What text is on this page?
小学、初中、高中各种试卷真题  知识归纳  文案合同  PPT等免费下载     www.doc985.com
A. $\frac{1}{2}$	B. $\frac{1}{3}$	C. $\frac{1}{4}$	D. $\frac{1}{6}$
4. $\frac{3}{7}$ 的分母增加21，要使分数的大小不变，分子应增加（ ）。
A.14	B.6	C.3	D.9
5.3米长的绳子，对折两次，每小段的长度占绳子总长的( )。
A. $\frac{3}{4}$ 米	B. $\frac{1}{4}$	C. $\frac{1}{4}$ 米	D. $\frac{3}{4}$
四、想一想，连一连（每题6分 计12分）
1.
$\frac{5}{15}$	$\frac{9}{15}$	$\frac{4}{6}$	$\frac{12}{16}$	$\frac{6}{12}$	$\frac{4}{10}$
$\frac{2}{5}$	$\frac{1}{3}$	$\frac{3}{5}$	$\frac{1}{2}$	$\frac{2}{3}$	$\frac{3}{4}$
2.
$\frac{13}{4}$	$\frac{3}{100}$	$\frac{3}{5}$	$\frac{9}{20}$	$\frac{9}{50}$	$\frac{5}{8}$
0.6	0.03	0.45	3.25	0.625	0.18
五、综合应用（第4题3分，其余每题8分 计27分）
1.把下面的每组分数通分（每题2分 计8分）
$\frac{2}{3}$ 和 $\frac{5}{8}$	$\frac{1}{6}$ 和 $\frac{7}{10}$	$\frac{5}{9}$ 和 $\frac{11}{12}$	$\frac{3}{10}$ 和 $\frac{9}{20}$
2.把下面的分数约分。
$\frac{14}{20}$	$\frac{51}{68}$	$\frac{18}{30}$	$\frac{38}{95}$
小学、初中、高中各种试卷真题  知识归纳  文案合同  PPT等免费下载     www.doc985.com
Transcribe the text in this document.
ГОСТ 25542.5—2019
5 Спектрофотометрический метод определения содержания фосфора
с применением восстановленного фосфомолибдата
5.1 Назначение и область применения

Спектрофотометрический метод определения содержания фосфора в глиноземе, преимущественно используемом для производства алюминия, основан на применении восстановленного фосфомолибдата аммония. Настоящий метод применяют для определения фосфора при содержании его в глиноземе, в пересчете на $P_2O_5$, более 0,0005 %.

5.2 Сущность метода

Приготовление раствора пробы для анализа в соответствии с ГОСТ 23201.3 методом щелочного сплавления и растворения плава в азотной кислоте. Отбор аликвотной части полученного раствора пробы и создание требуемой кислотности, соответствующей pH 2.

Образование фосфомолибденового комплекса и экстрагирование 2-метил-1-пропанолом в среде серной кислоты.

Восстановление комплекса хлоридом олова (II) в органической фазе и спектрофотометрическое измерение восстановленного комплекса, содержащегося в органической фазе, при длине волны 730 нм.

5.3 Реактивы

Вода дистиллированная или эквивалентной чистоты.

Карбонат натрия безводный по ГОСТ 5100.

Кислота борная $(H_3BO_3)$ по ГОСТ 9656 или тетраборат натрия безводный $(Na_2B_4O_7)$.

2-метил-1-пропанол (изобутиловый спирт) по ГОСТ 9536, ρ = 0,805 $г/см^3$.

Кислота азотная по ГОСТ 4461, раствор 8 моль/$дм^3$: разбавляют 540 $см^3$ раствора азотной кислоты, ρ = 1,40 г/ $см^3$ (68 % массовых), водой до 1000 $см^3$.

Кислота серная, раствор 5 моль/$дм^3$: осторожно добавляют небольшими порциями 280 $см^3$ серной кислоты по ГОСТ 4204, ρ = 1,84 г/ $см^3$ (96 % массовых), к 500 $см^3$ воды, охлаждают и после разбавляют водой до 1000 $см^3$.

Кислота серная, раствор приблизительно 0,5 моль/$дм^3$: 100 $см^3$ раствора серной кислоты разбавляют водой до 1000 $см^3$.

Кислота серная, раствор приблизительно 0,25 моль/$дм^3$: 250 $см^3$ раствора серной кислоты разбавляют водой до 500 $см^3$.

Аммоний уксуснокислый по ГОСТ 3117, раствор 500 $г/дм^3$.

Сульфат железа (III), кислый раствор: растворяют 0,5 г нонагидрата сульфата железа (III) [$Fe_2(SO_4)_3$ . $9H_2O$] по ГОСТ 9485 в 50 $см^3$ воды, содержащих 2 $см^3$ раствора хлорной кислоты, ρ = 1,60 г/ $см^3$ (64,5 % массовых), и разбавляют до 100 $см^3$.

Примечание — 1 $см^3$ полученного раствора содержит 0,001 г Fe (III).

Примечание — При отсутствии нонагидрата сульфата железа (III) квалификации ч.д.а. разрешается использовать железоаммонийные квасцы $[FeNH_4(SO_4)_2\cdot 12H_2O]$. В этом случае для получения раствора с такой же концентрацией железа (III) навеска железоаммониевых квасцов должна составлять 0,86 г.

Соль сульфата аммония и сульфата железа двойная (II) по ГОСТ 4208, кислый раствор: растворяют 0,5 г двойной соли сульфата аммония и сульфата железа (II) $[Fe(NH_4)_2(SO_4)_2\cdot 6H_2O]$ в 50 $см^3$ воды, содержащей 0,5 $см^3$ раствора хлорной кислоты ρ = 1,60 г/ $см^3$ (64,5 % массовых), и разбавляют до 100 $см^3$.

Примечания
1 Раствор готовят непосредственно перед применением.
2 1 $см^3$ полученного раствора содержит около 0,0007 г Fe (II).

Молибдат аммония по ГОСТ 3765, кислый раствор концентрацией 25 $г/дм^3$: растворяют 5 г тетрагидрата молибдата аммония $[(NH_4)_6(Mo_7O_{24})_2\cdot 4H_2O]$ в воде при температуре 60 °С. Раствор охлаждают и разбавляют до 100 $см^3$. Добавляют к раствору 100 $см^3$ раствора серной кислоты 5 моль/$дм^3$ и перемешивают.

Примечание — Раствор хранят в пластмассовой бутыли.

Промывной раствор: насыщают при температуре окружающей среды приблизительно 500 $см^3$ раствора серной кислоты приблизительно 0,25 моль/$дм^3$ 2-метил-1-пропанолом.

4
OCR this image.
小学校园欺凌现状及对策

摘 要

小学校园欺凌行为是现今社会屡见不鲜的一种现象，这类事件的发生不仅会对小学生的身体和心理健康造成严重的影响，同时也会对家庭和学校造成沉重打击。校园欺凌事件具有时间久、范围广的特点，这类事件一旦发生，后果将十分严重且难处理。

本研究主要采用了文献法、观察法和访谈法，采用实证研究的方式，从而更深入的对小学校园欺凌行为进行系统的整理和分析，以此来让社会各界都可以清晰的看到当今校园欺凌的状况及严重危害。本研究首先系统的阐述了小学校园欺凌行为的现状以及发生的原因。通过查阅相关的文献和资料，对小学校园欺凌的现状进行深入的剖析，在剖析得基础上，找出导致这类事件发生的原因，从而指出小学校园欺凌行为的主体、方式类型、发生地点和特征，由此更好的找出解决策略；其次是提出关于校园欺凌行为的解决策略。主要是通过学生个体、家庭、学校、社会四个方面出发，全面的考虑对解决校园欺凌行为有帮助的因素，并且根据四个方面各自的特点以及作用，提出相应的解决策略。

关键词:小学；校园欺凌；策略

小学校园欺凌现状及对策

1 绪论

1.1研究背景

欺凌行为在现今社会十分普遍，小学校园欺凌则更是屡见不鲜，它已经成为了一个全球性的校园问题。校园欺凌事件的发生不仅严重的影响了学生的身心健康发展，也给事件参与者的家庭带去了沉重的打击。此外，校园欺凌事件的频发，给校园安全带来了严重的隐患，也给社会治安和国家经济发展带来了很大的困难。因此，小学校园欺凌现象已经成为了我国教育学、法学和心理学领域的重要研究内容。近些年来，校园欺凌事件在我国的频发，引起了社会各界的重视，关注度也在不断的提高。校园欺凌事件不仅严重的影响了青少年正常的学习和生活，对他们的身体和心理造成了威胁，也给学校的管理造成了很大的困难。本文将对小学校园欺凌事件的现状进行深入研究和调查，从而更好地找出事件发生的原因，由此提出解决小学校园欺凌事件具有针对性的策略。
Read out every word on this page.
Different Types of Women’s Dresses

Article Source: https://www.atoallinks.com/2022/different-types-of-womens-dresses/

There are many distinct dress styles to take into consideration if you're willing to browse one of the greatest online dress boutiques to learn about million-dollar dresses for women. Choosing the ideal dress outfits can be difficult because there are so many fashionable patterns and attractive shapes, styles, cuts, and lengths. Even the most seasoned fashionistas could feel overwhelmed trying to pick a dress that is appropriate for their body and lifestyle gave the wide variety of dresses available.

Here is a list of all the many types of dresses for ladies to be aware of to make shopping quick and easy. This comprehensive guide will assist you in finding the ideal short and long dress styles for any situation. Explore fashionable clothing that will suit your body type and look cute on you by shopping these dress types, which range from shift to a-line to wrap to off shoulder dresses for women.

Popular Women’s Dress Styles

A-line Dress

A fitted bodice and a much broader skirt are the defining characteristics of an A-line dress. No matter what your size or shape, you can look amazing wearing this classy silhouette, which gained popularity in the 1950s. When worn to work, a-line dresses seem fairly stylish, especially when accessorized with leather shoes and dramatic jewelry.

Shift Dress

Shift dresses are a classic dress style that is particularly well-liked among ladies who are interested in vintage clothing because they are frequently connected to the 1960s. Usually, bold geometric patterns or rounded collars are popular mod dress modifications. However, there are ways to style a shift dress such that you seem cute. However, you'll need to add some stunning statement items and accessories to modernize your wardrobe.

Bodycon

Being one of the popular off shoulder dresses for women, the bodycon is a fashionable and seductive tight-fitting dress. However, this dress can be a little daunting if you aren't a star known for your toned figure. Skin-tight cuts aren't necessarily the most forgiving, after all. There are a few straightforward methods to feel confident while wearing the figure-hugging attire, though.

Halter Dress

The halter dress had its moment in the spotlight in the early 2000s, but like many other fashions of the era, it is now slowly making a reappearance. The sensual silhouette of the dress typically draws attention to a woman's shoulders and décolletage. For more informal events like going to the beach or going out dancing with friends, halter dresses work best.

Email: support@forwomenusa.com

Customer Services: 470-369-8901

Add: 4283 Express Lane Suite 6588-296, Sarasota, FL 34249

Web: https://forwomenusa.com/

^^^^^^^^^^^^^^^^

YOUR INSTRUCTIONS
Copy and report every line where the word "безводный" is present.

ANSWER TO THE TASK
Карбонат натрия безводный по ГОСТ 5100.
Кислота борная $(H_3BO_3)$ по ГОСТ 9656 или тетраборат натрия безводный $(Na_2B_4O_7)$.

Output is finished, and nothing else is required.